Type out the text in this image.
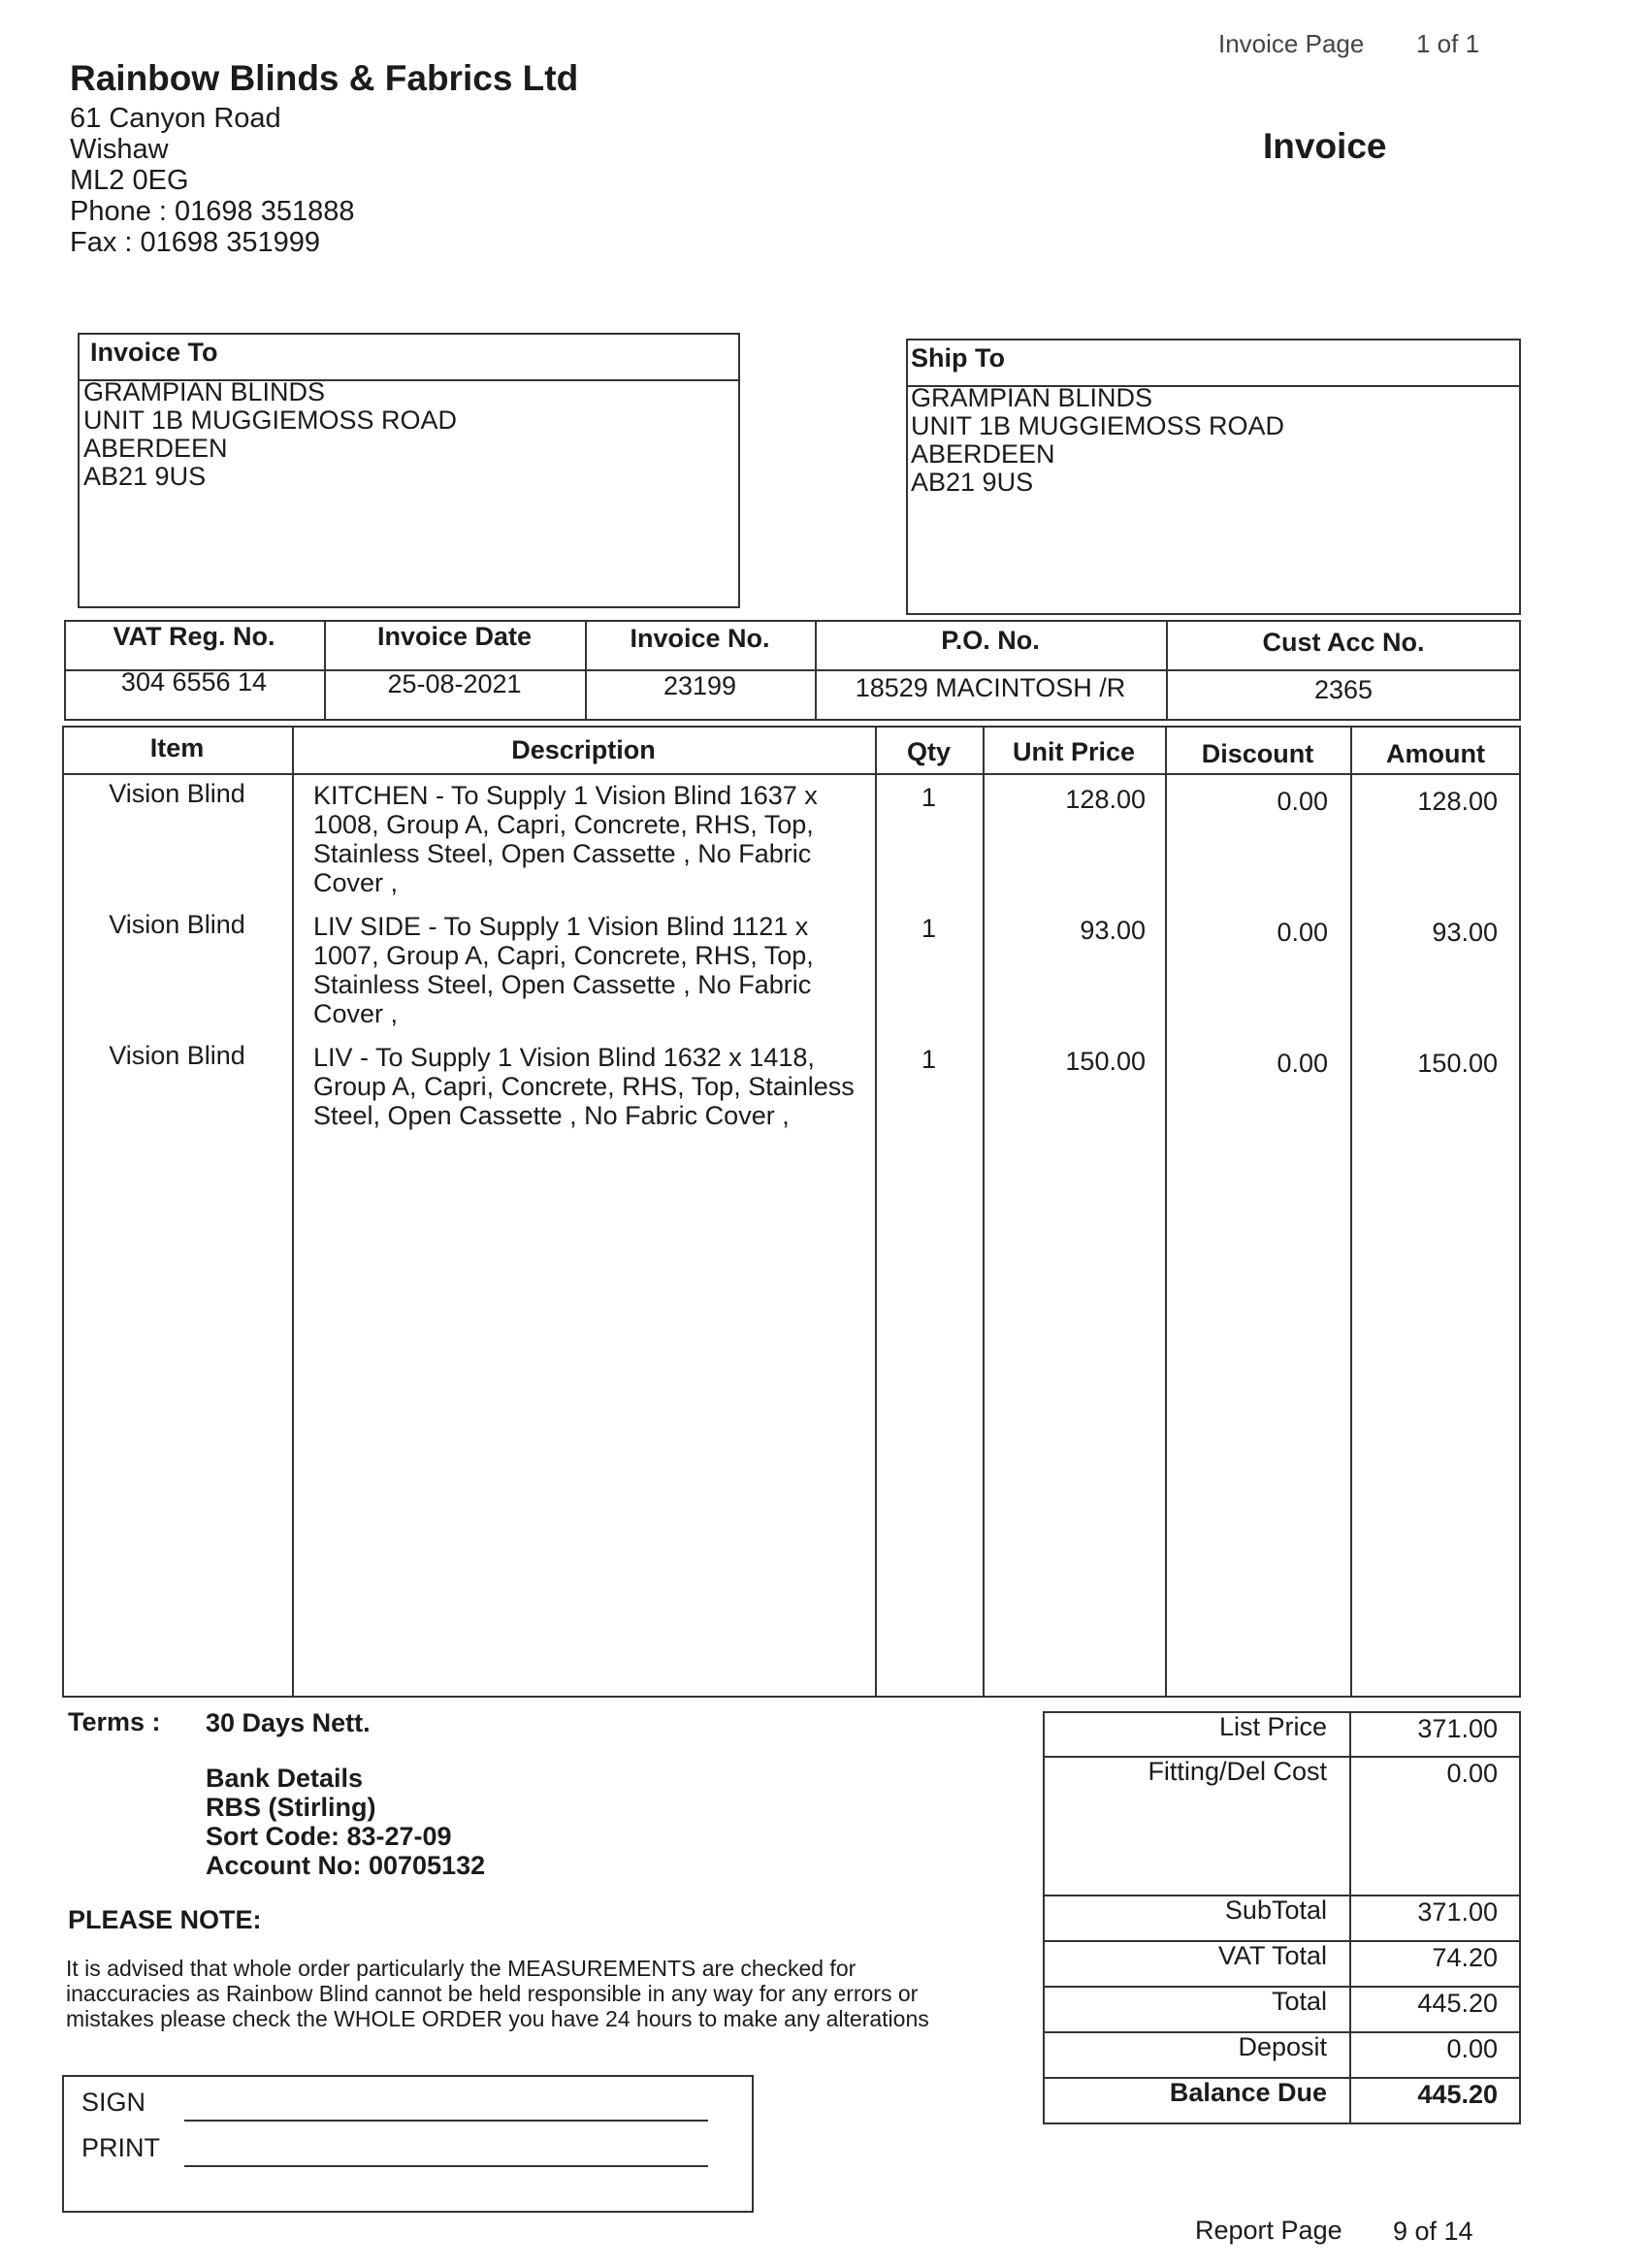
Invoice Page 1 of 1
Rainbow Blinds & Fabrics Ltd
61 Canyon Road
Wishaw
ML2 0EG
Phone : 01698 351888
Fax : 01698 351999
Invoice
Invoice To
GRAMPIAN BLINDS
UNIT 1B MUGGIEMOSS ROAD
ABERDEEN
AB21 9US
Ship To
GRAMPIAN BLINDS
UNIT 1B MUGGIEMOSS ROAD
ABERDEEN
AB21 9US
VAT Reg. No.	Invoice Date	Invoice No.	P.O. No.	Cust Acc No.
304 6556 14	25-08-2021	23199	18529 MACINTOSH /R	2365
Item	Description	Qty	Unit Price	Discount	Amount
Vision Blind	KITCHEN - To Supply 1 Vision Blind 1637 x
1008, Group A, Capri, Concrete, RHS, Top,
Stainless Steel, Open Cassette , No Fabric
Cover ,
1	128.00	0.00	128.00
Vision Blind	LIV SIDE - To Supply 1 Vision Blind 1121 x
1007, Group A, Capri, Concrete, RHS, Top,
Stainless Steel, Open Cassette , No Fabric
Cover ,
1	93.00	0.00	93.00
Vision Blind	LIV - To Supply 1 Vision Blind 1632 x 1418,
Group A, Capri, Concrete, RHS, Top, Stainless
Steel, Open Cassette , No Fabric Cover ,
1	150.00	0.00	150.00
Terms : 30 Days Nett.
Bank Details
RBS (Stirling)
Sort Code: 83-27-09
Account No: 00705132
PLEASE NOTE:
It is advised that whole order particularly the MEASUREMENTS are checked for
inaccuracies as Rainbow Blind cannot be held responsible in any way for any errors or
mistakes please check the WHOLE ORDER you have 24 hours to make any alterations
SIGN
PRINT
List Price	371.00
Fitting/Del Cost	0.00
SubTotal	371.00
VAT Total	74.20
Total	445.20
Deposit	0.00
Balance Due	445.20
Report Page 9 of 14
-*-
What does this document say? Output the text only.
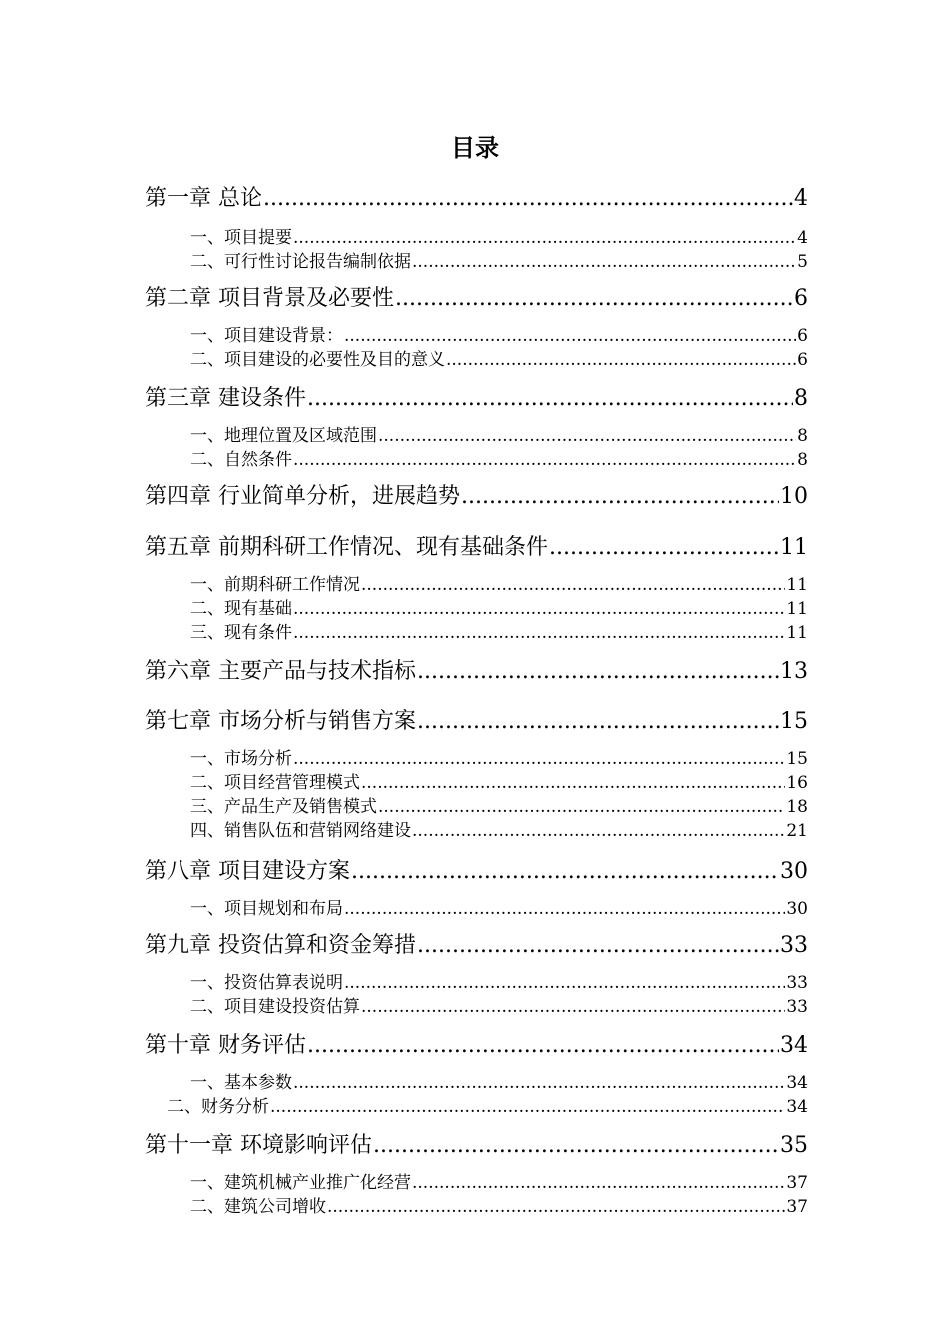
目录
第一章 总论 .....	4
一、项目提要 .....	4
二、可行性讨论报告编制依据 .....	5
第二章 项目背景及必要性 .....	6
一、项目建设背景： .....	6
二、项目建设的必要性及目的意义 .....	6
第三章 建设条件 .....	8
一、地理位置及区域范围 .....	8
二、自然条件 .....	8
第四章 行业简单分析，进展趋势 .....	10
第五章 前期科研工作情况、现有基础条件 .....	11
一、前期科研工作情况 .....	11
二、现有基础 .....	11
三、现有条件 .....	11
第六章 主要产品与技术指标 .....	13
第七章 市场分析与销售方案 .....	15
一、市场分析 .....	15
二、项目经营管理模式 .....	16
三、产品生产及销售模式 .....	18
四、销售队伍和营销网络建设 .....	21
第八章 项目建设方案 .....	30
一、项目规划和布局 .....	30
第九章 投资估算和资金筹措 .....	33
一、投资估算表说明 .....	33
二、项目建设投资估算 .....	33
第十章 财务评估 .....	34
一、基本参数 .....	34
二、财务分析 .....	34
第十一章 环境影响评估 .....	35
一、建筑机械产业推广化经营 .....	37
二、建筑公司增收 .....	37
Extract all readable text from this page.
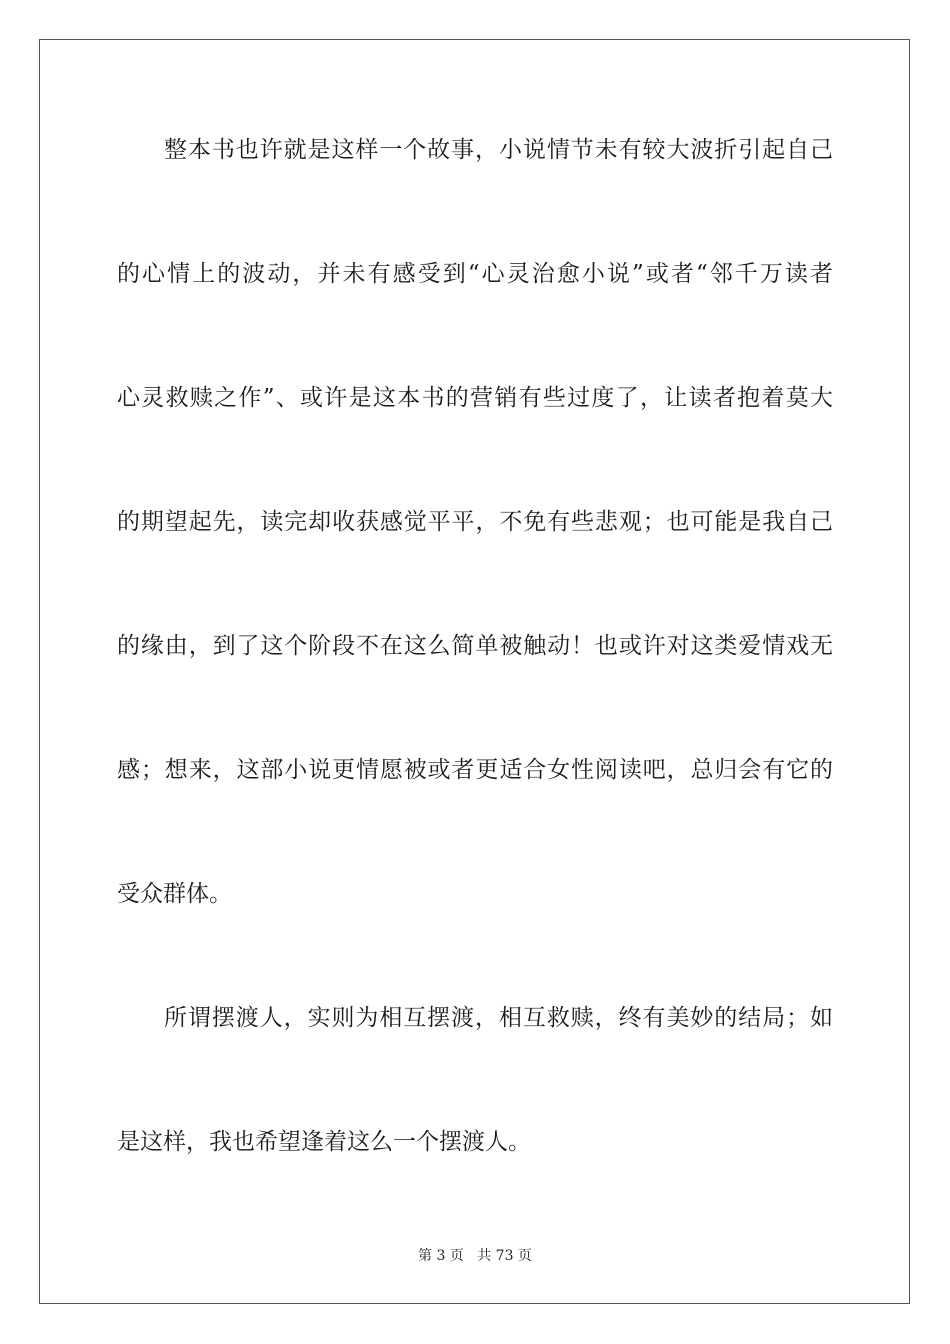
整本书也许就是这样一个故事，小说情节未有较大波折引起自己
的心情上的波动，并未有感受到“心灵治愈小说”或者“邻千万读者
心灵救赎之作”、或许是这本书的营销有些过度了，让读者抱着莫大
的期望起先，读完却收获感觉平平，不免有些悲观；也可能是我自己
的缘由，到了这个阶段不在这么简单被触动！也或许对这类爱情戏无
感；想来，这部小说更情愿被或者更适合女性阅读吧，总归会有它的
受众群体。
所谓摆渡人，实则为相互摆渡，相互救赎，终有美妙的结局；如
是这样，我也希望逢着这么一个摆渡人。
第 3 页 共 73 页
-*-
**Given request:**
Select from the material above each line in which the string "Group" appears, and list those lines.

**Exercise output:**
1008, Group A, Capri, Concrete, RHS, Top,
1007, Group A, Capri, Concrete, RHS, Top,
Group A, Capri, Concrete, RHS, Top, Stainless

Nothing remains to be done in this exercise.